*Task prompt*
Copy each line of the records that contains the word "glyph".

— START OF Information supplied —

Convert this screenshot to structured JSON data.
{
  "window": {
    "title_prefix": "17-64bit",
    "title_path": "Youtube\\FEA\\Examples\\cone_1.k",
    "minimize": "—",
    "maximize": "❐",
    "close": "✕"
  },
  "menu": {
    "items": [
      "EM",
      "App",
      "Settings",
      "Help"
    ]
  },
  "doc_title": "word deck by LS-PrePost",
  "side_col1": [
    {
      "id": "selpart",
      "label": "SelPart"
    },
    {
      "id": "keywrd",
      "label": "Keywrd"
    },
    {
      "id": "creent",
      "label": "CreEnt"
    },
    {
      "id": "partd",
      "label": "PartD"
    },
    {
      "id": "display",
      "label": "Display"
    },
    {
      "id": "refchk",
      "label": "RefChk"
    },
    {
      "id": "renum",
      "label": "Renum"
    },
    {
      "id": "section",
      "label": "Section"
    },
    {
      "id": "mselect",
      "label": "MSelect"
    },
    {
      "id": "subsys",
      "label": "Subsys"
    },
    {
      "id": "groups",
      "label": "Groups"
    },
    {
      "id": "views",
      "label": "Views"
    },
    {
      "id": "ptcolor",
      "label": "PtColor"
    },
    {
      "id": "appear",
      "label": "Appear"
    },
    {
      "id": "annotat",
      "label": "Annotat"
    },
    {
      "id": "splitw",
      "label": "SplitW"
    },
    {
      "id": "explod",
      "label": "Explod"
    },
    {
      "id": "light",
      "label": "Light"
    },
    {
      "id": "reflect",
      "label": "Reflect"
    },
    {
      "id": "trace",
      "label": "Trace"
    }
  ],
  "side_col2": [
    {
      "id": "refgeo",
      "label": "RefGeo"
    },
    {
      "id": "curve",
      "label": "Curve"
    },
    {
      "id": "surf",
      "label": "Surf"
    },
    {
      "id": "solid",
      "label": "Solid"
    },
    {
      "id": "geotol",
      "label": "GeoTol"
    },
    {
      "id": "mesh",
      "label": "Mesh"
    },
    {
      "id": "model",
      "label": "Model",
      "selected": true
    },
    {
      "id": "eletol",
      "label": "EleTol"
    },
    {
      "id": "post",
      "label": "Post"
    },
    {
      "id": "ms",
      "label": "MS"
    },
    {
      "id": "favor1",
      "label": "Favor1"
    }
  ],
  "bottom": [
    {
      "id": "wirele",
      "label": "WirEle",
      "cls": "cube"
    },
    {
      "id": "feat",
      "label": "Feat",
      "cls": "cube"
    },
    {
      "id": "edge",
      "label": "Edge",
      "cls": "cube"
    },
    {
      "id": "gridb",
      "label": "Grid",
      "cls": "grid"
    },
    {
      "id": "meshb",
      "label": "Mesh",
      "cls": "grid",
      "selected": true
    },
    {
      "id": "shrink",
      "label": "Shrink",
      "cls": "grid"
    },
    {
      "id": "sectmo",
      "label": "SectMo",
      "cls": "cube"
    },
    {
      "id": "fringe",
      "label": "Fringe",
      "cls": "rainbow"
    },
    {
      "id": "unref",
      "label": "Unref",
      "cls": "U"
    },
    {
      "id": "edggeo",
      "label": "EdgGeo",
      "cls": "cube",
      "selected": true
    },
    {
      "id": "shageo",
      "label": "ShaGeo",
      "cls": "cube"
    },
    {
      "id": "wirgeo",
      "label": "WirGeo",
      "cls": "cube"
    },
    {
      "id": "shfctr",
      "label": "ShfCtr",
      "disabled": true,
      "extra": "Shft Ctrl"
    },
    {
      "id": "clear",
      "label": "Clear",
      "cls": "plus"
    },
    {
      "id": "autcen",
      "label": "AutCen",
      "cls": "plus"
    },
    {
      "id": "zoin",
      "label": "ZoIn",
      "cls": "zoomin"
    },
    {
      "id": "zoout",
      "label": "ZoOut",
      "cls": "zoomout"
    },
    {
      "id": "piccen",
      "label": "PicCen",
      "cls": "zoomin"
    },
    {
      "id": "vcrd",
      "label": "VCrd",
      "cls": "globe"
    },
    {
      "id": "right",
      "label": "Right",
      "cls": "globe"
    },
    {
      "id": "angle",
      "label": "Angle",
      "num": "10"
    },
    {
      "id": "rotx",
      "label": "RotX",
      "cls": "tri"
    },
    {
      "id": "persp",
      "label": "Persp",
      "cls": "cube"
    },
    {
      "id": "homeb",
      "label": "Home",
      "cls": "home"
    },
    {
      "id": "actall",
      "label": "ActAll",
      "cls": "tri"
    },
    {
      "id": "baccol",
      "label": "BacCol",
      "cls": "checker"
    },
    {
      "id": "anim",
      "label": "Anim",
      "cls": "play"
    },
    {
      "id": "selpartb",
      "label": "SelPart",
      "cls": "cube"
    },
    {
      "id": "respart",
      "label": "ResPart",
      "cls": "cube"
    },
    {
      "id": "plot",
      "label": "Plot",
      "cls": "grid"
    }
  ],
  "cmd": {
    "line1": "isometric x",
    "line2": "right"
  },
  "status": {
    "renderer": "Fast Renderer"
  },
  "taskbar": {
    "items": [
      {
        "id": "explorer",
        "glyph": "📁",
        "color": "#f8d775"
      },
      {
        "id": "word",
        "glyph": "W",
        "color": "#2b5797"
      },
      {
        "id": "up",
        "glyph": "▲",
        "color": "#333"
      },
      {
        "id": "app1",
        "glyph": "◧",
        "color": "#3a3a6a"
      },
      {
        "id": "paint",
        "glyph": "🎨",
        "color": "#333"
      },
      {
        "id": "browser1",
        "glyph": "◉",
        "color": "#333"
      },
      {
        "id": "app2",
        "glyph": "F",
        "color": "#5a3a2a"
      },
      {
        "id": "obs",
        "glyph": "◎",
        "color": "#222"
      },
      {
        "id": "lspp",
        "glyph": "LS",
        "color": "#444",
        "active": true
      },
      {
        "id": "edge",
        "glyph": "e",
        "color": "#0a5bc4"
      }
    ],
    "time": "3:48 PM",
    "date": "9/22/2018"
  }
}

— END OF Information supplied —

*Solution to this task*
        "glyph": "📁",
        "glyph": "W",
        "glyph": "▲",
        "glyph": "◧",
        "glyph": "🎨",
        "glyph": "◉",
        "glyph": "F",
        "glyph": "◎",
        "glyph": "LS",
        "glyph": "e",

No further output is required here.